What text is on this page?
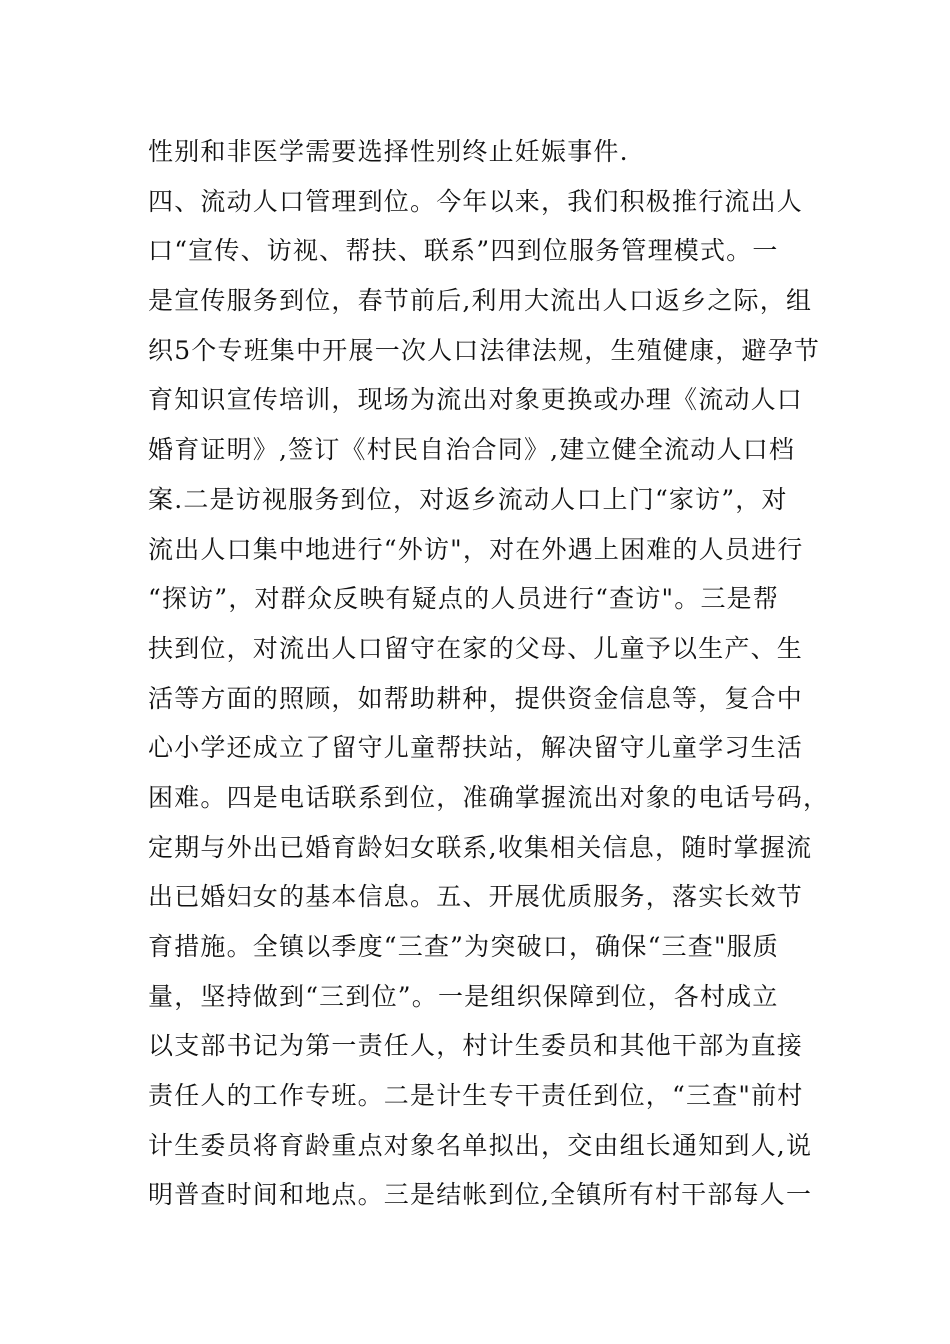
性别和非医学需要选择性别终止妊娠事件.
四、流动人口管理到位。今年以来，我们积极推行流出人
口“宣传、访视、帮扶、联系”四到位服务管理模式。一
是宣传服务到位，春节前后,利用大流出人口返乡之际，组
织5个专班集中开展一次人口法律法规，生殖健康，避孕节
育知识宣传培训，现场为流出对象更换或办理《流动人口
婚育证明》,签订《村民自治合同》,建立健全流动人口档
案.二是访视服务到位，对返乡流动人口上门“家访”，对
流出人口集中地进行“外访"，对在外遇上困难的人员进行
“探访”，对群众反映有疑点的人员进行“查访"。三是帮
扶到位，对流出人口留守在家的父母、儿童予以生产、生
活等方面的照顾，如帮助耕种，提供资金信息等，复合中
心小学还成立了留守儿童帮扶站，解决留守儿童学习生活
困难。四是电话联系到位，准确掌握流出对象的电话号码，
定期与外出已婚育龄妇女联系,收集相关信息，随时掌握流
出已婚妇女的基本信息。五、开展优质服务，落实长效节
育措施。全镇以季度“三查”为突破口，确保“三查"服质
量，坚持做到“三到位”。一是组织保障到位，各村成立
以支部书记为第一责任人，村计生委员和其他干部为直接
责任人的工作专班。二是计生专干责任到位，“三查"前村
计生委员将育龄重点对象名单拟出，交由组长通知到人,说
明普查时间和地点。三是结帐到位,全镇所有村干部每人一
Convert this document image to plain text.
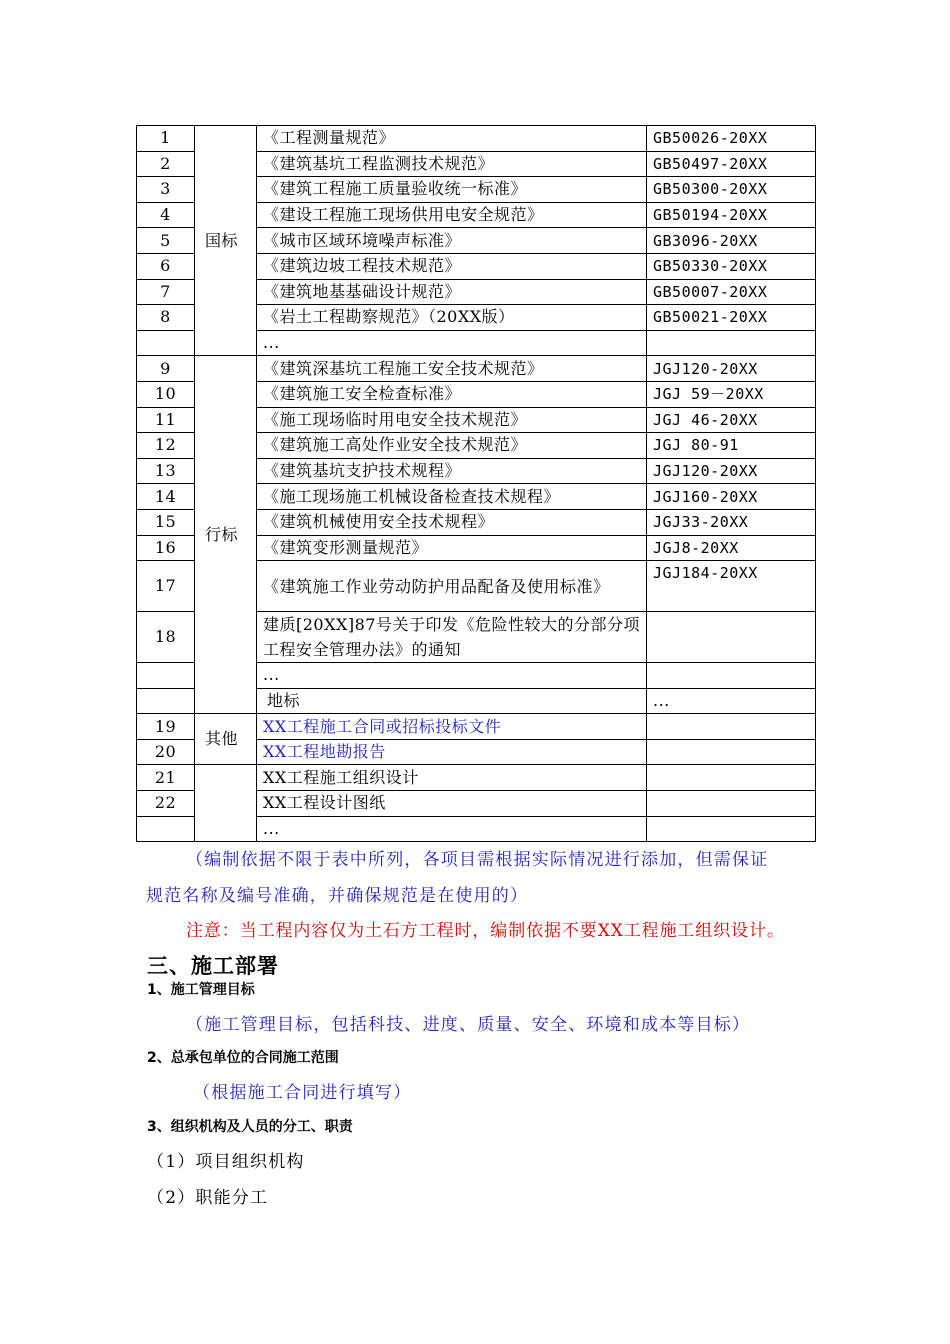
1	国标	《工程测量规范》	GB50026-20XX	
2		《建筑基坑工程监测技术规范》	GB50497-20XX	
3		《建筑工程施工质量验收统一标准》	GB50300-20XX	
4		《建设工程施工现场供用电安全规范》	GB50194-20XX	
5		《城市区域环境噪声标准》	GB3096-20XX	
6		《建筑边坡工程技术规范》	GB50330-20XX	
7		《建筑地基基础设计规范》	GB50007-20XX	
8		《岩土工程勘察规范》（20XX版）	GB50021-20XX	
		...		
9	行标	《建筑深基坑工程施工安全技术规范》	JGJ120-20XX	
10		《建筑施工安全检查标准》	JGJ 59－20XX	
11		《施工现场临时用电安全技术规范》	JGJ 46-20XX	
12		《建筑施工高处作业安全技术规范》	JGJ 80-91	
13		《建筑基坑支护技术规程》	JGJ120-20XX	
14		《施工现场施工机械设备检查技术规程》	JGJ160-20XX	
15		《建筑机械使用安全技术规程》	JGJ33-20XX	
16		《建筑变形测量规范》	JGJ8-20XX	
17		《建筑施工作业劳动防护用品配备及使用标准》	JGJ184-20XX	
18		建质[20XX]87号关于印发《危险性较大的分部分项工程安全管理办法》的通知		
		...		
		地标	...	
19	其他	XX工程施工合同或招标投标文件		
20		XX工程地勘报告		
21		XX工程施工组织设计		
22		XX工程设计图纸		
		...		
（编制依据不限于表中所列，各项目需根据实际情况进行添加，但需保证
规范名称及编号准确，并确保规范是在使用的）
注意：当工程内容仅为土石方工程时，编制依据不要XX工程施工组织设计。
三、施工部署
1、施工管理目标
（施工管理目标，包括科技、进度、质量、安全、环境和成本等目标）
2、总承包单位的合同施工范围
（根据施工合同进行填写）
3、组织机构及人员的分工、职责
（1）项目组织机构
（2）职能分工
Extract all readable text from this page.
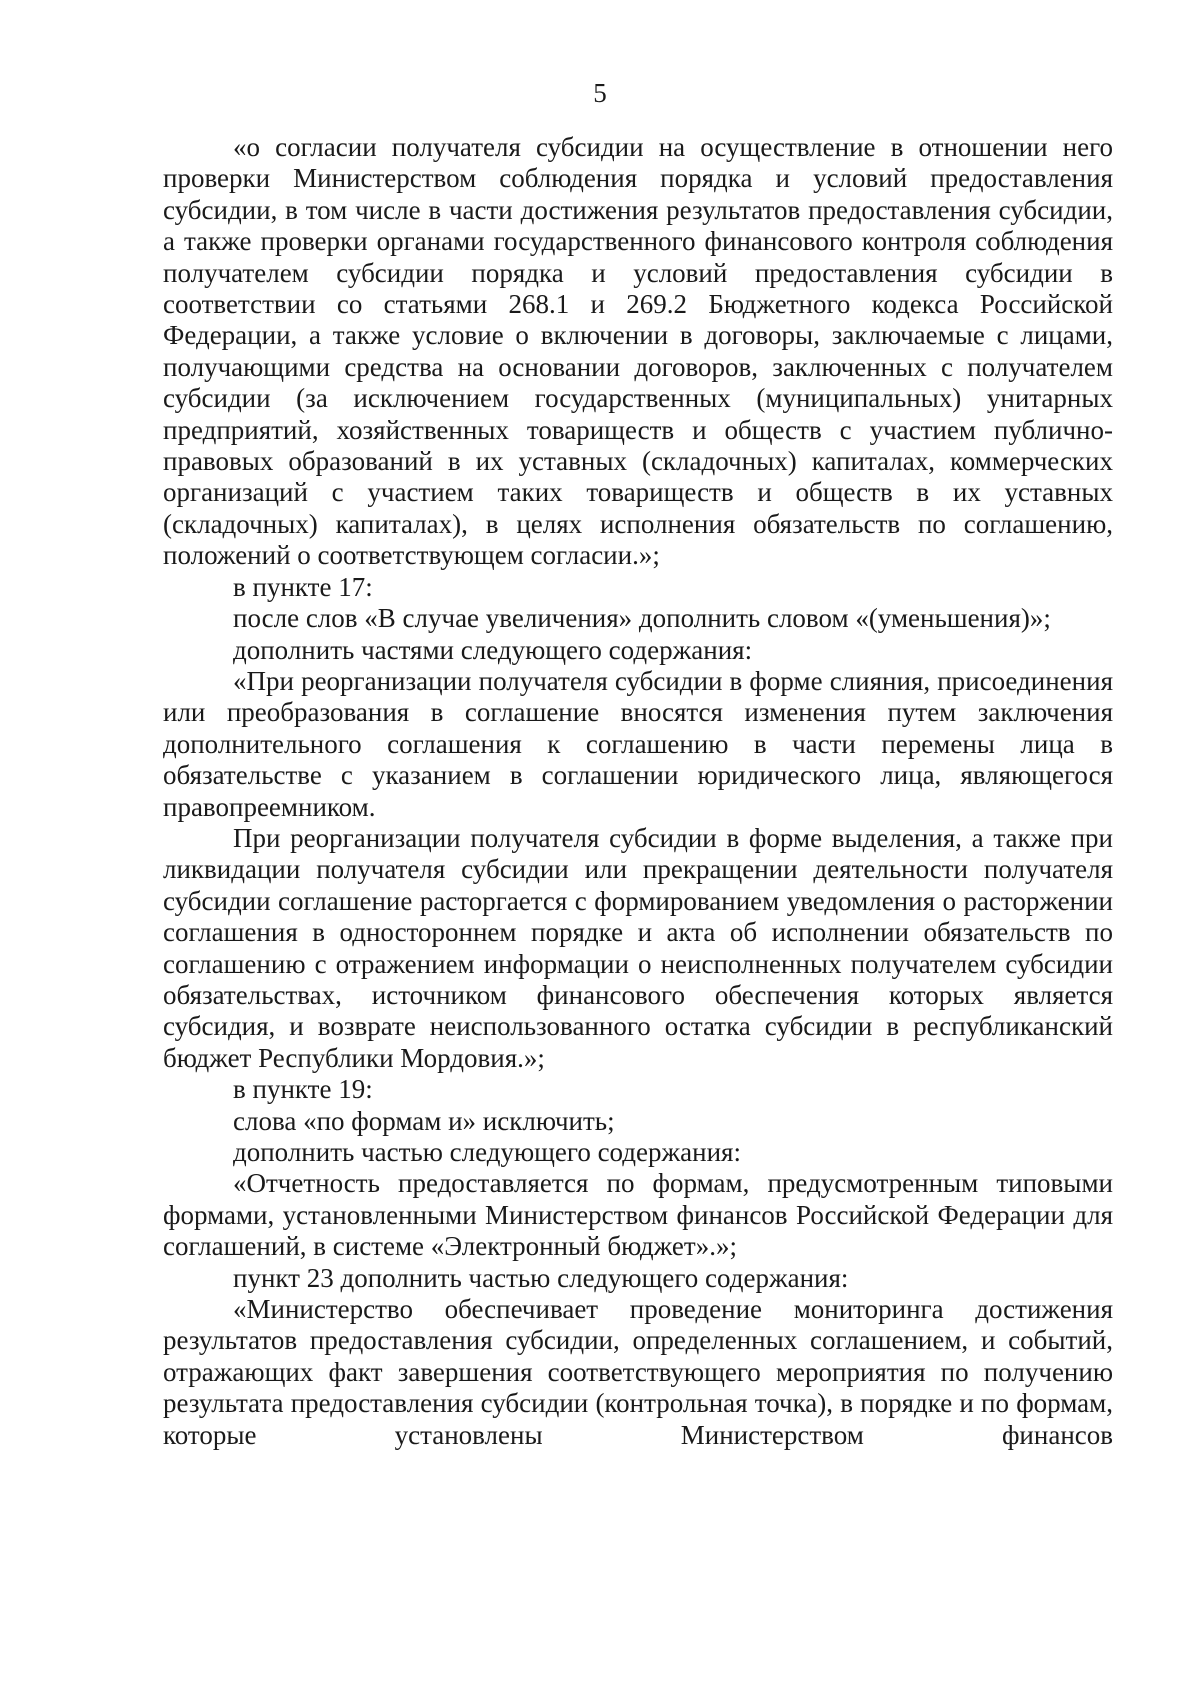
5

«о согласии получателя субсидии на осуществление в отношении него проверки Министерством соблюдения порядка и условий предоставления субсидии, в том числе в части достижения результатов предоставления субсидии, а также проверки органами государственного финансового контроля соблюдения получателем субсидии порядка и условий предоставления субсидии в соответствии со статьями 268.1 и 269.2 Бюджетного кодекса Российской Федерации, а также условие о включении в договоры, заключаемые с лицами, получающими средства на основании договоров, заключенных с получателем субсидии (за исключением государственных (муниципальных) унитарных предприятий, хозяйственных товариществ и обществ с участием публично-правовых образований в их уставных (складочных) капиталах, коммерческих организаций с участием таких товариществ и обществ в их уставных (складочных) капиталах), в целях исполнения обязательств по соглашению, положений о соответствующем согласии.»;

в пункте 17:

после слов «В случае увеличения» дополнить словом «(уменьшения)»;

дополнить частями следующего содержания:

«При реорганизации получателя субсидии в форме слияния, присоединения или преобразования в соглашение вносятся изменения путем заключения дополнительного соглашения к соглашению в части перемены лица в обязательстве с указанием в соглашении юридического лица, являющегося правопреемником.

При реорганизации получателя субсидии в форме выделения, а также при ликвидации получателя субсидии или прекращении деятельности получателя субсидии соглашение расторгается с формированием уведомления о расторжении соглашения в одностороннем порядке и акта об исполнении обязательств по соглашению с отражением информации о неисполненных получателем субсидии обязательствах, источником финансового обеспечения которых является субсидия, и возврате неиспользованного остатка субсидии в республиканский бюджет Республики Мордовия.»;

в пункте 19:

слова «по формам и» исключить;

дополнить частью следующего содержания:

«Отчетность предоставляется по формам, предусмотренным типовыми формами, установленными Министерством финансов Российской Федерации для соглашений, в системе «Электронный бюджет».»;

пункт 23 дополнить частью следующего содержания:

«Министерство обеспечивает проведение мониторинга достижения результатов предоставления субсидии, определенных соглашением, и событий, отражающих факт завершения соответствующего мероприятия по получению результата предоставления субсидии (контрольная точка), в порядке и по формам, которые установлены Министерством финансов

Exercise: Omit the pictures. Output every record above word for word.

Task output:
What text is on this page?
性别和非医学需要选择性别终止妊娠事件.
四、流动人口管理到位。今年以来，我们积极推行流出人
口“宣传、访视、帮扶、联系”四到位服务管理模式。一
是宣传服务到位，春节前后,利用大流出人口返乡之际，组
织5个专班集中开展一次人口法律法规，生殖健康，避孕节
育知识宣传培训，现场为流出对象更换或办理《流动人口
婚育证明》,签订《村民自治合同》,建立健全流动人口档
案.二是访视服务到位，对返乡流动人口上门“家访”，对
流出人口集中地进行“外访"，对在外遇上困难的人员进行
“探访”，对群众反映有疑点的人员进行“查访"。三是帮
扶到位，对流出人口留守在家的父母、儿童予以生产、生
活等方面的照顾，如帮助耕种，提供资金信息等，复合中
心小学还成立了留守儿童帮扶站，解决留守儿童学习生活
困难。四是电话联系到位，准确掌握流出对象的电话号码，
定期与外出已婚育龄妇女联系,收集相关信息，随时掌握流
出已婚妇女的基本信息。五、开展优质服务，落实长效节
育措施。全镇以季度“三查”为突破口，确保“三查"服质
量，坚持做到“三到位”。一是组织保障到位，各村成立
以支部书记为第一责任人，村计生委员和其他干部为直接
责任人的工作专班。二是计生专干责任到位，“三查"前村
计生委员将育龄重点对象名单拟出，交由组长通知到人,说
明普查时间和地点。三是结帐到位,全镇所有村干部每人一
Convert this document image to plain text.
1	国标	《工程测量规范》	GB50026-20XX	
2		《建筑基坑工程监测技术规范》	GB50497-20XX	
3		《建筑工程施工质量验收统一标准》	GB50300-20XX	
4		《建设工程施工现场供用电安全规范》	GB50194-20XX	
5		《城市区域环境噪声标准》	GB3096-20XX	
6		《建筑边坡工程技术规范》	GB50330-20XX	
7		《建筑地基基础设计规范》	GB50007-20XX	
8		《岩土工程勘察规范》（20XX版）	GB50021-20XX	
		...		
9	行标	《建筑深基坑工程施工安全技术规范》	JGJ120-20XX	
10		《建筑施工安全检查标准》	JGJ 59－20XX	
11		《施工现场临时用电安全技术规范》	JGJ 46-20XX	
12		《建筑施工高处作业安全技术规范》	JGJ 80-91	
13		《建筑基坑支护技术规程》	JGJ120-20XX	
14		《施工现场施工机械设备检查技术规程》	JGJ160-20XX	
15		《建筑机械使用安全技术规程》	JGJ33-20XX	
16		《建筑变形测量规范》	JGJ8-20XX	
17		《建筑施工作业劳动防护用品配备及使用标准》	JGJ184-20XX	
18		建质[20XX]87号关于印发《危险性较大的分部分项工程安全管理办法》的通知		
		...		
		地标	...	
19	其他	XX工程施工合同或招标投标文件		
20		XX工程地勘报告		
21		XX工程施工组织设计		
22		XX工程设计图纸		
		...		
（编制依据不限于表中所列，各项目需根据实际情况进行添加，但需保证
规范名称及编号准确，并确保规范是在使用的）
注意：当工程内容仅为土石方工程时，编制依据不要XX工程施工组织设计。
三、施工部署
1、施工管理目标
（施工管理目标，包括科技、进度、质量、安全、环境和成本等目标）
2、总承包单位的合同施工范围
（根据施工合同进行填写）
3、组织机构及人员的分工、职责
（1）项目组织机构
（2）职能分工
Extract all readable text from this page.
5

«о согласии получателя субсидии на осуществление в отношении него проверки Министерством соблюдения порядка и условий предоставления субсидии, в том числе в части достижения результатов предоставления субсидии, а также проверки органами государственного финансового контроля соблюдения получателем субсидии порядка и условий предоставления субсидии в соответствии со статьями 268.1 и 269.2 Бюджетного кодекса Российской Федерации, а также условие о включении в договоры, заключаемые с лицами, получающими средства на основании договоров, заключенных с получателем субсидии (за исключением государственных (муниципальных) унитарных предприятий, хозяйственных товариществ и обществ с участием публично-правовых образований в их уставных (складочных) капиталах, коммерческих организаций с участием таких товариществ и обществ в их уставных (складочных) капиталах), в целях исполнения обязательств по соглашению, положений о соответствующем согласии.»;

в пункте 17:

после слов «В случае увеличения» дополнить словом «(уменьшения)»;

дополнить частями следующего содержания:

«При реорганизации получателя субсидии в форме слияния, присоединения или преобразования в соглашение вносятся изменения путем заключения дополнительного соглашения к соглашению в части перемены лица в обязательстве с указанием в соглашении юридического лица, являющегося правопреемником.

При реорганизации получателя субсидии в форме выделения, а также при ликвидации получателя субсидии или прекращении деятельности получателя субсидии соглашение расторгается с формированием уведомления о расторжении соглашения в одностороннем порядке и акта об исполнении обязательств по соглашению с отражением информации о неисполненных получателем субсидии обязательствах, источником финансового обеспечения которых является субсидия, и возврате неиспользованного остатка субсидии в республиканский бюджет Республики Мордовия.»;

в пункте 19:

слова «по формам и» исключить;

дополнить частью следующего содержания:

«Отчетность предоставляется по формам, предусмотренным типовыми формами, установленными Министерством финансов Российской Федерации для соглашений, в системе «Электронный бюджет».»;

пункт 23 дополнить частью следующего содержания:

«Министерство обеспечивает проведение мониторинга достижения результатов предоставления субсидии, определенных соглашением, и событий, отражающих факт завершения соответствующего мероприятия по получению результата предоставления субсидии (контрольная точка), в порядке и по формам, которые установлены Министерством финансов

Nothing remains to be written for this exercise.